Challenge
In the lines below, find how many contain the word "Πόσο" and report that figure alone.

Listing
——

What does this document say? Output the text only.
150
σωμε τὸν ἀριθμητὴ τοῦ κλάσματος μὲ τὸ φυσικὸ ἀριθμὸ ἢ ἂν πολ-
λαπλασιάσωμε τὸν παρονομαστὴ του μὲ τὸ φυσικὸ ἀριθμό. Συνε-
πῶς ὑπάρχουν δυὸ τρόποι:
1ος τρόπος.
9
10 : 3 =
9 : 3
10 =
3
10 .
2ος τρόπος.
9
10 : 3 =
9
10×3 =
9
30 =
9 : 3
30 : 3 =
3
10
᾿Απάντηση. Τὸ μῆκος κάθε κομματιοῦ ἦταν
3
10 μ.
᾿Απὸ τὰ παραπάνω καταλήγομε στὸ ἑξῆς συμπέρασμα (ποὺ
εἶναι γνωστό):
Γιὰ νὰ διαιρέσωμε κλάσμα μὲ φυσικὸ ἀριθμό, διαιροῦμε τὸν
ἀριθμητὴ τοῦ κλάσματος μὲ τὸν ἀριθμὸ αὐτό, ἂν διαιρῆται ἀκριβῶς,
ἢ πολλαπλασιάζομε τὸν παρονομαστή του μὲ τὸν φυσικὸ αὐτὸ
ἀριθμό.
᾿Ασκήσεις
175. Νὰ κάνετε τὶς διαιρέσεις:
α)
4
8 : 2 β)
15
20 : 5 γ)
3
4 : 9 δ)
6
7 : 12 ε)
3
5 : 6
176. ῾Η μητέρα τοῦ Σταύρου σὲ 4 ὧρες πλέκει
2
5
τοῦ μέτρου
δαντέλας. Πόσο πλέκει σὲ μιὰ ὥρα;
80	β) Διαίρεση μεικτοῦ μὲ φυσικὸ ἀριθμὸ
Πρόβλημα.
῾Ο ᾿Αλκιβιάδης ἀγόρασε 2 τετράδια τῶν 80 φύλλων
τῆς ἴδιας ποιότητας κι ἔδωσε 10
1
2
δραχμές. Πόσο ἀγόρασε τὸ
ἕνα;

——

Response to the task
2